* [TASK] Can you quote the records below in full, word for word?

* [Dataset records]
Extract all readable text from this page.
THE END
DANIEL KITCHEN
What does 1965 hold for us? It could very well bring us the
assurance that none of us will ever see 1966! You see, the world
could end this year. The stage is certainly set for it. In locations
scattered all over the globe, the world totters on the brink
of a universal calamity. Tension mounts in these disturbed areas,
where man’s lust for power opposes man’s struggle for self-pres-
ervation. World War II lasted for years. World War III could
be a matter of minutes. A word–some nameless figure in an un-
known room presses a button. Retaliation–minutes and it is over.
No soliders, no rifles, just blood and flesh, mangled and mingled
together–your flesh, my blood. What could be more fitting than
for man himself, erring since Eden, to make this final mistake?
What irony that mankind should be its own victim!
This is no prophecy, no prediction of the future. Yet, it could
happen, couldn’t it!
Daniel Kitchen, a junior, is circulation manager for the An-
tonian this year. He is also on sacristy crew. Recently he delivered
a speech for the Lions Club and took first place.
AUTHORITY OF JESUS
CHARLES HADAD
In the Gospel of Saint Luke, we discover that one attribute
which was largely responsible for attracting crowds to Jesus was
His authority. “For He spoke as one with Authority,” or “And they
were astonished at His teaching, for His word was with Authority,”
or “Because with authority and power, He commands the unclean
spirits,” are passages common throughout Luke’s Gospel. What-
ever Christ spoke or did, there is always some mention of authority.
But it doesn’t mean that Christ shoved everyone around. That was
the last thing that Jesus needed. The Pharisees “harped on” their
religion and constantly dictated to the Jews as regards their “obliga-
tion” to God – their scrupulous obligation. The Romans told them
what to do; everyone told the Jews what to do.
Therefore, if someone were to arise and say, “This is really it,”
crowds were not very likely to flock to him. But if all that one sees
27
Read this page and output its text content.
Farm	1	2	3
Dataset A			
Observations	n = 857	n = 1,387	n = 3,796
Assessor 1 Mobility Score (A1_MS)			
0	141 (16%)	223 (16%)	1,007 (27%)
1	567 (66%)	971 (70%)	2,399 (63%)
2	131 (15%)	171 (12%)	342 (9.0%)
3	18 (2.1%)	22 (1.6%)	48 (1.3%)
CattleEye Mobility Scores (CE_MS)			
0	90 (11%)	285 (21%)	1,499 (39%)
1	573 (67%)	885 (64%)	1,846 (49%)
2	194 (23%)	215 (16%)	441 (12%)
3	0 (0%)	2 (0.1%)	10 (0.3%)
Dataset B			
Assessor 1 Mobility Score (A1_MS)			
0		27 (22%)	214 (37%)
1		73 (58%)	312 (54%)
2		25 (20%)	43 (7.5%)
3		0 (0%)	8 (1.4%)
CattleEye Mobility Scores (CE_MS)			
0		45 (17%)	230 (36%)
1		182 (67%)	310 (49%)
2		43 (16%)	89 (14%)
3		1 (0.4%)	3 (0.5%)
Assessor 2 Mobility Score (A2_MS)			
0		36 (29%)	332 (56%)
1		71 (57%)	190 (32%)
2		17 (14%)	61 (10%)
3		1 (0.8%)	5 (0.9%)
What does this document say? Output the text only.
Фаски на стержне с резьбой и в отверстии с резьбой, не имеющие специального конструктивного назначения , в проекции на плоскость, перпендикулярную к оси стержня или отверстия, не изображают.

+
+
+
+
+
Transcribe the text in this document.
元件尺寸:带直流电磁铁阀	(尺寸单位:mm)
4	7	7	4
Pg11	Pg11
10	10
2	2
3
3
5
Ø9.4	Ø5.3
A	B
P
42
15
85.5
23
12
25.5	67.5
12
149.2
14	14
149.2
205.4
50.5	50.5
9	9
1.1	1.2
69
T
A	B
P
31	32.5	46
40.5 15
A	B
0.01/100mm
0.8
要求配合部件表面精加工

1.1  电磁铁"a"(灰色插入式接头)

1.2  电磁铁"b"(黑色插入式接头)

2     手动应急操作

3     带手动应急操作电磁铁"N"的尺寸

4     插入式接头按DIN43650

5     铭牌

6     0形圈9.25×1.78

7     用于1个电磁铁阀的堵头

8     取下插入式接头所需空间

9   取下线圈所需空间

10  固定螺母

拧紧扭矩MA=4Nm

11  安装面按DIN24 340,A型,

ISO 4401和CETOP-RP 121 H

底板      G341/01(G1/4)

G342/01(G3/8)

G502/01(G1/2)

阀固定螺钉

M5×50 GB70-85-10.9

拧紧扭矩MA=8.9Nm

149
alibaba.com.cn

* [RIGHT ANSWER]
Extract all readable text from this page.
THE END
DANIEL KITCHEN
What does 1965 hold for us? It could very well bring us the
assurance that none of us will ever see 1966! You see, the world
could end this year. The stage is certainly set for it. In locations
scattered all over the globe, the world totters on the brink
of a universal calamity. Tension mounts in these disturbed areas,
where man’s lust for power opposes man’s struggle for self-pres-
ervation. World War II lasted for years. World War III could
be a matter of minutes. A word–some nameless figure in an un-
known room presses a button. Retaliation–minutes and it is over.
No soliders, no rifles, just blood and flesh, mangled and mingled
together–your flesh, my blood. What could be more fitting than
for man himself, erring since Eden, to make this final mistake?
What irony that mankind should be its own victim!
This is no prophecy, no prediction of the future. Yet, it could
happen, couldn’t it!
Daniel Kitchen, a junior, is circulation manager for the An-
tonian this year. He is also on sacristy crew. Recently he delivered
a speech for the Lions Club and took first place.
AUTHORITY OF JESUS
CHARLES HADAD
In the Gospel of Saint Luke, we discover that one attribute
which was largely responsible for attracting crowds to Jesus was
His authority. “For He spoke as one with Authority,” or “And they
were astonished at His teaching, for His word was with Authority,”
or “Because with authority and power, He commands the unclean
spirits,” are passages common throughout Luke’s Gospel. What-
ever Christ spoke or did, there is always some mention of authority.
But it doesn’t mean that Christ shoved everyone around. That was
the last thing that Jesus needed. The Pharisees “harped on” their
religion and constantly dictated to the Jews as regards their “obliga-
tion” to God – their scrupulous obligation. The Romans told them
what to do; everyone told the Jews what to do.
Therefore, if someone were to arise and say, “This is really it,”
crowds were not very likely to flock to him. But if all that one sees
27
Read this page and output its text content.
Farm	1	2	3
Dataset A			
Observations	n = 857	n = 1,387	n = 3,796
Assessor 1 Mobility Score (A1_MS)			
0	141 (16%)	223 (16%)	1,007 (27%)
1	567 (66%)	971 (70%)	2,399 (63%)
2	131 (15%)	171 (12%)	342 (9.0%)
3	18 (2.1%)	22 (1.6%)	48 (1.3%)
CattleEye Mobility Scores (CE_MS)			
0	90 (11%)	285 (21%)	1,499 (39%)
1	573 (67%)	885 (64%)	1,846 (49%)
2	194 (23%)	215 (16%)	441 (12%)
3	0 (0%)	2 (0.1%)	10 (0.3%)
Dataset B			
Assessor 1 Mobility Score (A1_MS)			
0		27 (22%)	214 (37%)
1		73 (58%)	312 (54%)
2		25 (20%)	43 (7.5%)
3		0 (0%)	8 (1.4%)
CattleEye Mobility Scores (CE_MS)			
0		45 (17%)	230 (36%)
1		182 (67%)	310 (49%)
2		43 (16%)	89 (14%)
3		1 (0.4%)	3 (0.5%)
Assessor 2 Mobility Score (A2_MS)			
0		36 (29%)	332 (56%)
1		71 (57%)	190 (32%)
2		17 (14%)	61 (10%)
3		1 (0.8%)	5 (0.9%)
What does this document say? Output the text only.
Фаски на стержне с резьбой и в отверстии с резьбой, не имеющие специального конструктивного назначения , в проекции на плоскость, перпендикулярную к оси стержня или отверстия, не изображают.

+
+
+
+
+
Transcribe the text in this document.
元件尺寸:带直流电磁铁阀	(尺寸单位:mm)
4	7	7	4
Pg11	Pg11
10	10
2	2
3
3
5
Ø9.4	Ø5.3
A	B
P
42
15
85.5
23
12
25.5	67.5
12
149.2
14	14
149.2
205.4
50.5	50.5
9	9
1.1	1.2
69
T
A	B
P
31	32.5	46
40.5 15
A	B
0.01/100mm
0.8
要求配合部件表面精加工

1.1  电磁铁"a"(灰色插入式接头)

1.2  电磁铁"b"(黑色插入式接头)

2     手动应急操作

3     带手动应急操作电磁铁"N"的尺寸

4     插入式接头按DIN43650

5     铭牌

6     0形圈9.25×1.78

7     用于1个电磁铁阀的堵头

8     取下插入式接头所需空间

9   取下线圈所需空间

10  固定螺母

拧紧扭矩MA=4Nm

11  安装面按DIN24 340,A型,

ISO 4401和CETOP-RP 121 H

底板      G341/01(G1/4)

G342/01(G3/8)

G502/01(G1/2)

阀固定螺钉

M5×50 GB70-85-10.9

拧紧扭矩MA=8.9Nm

149
alibaba.com.cn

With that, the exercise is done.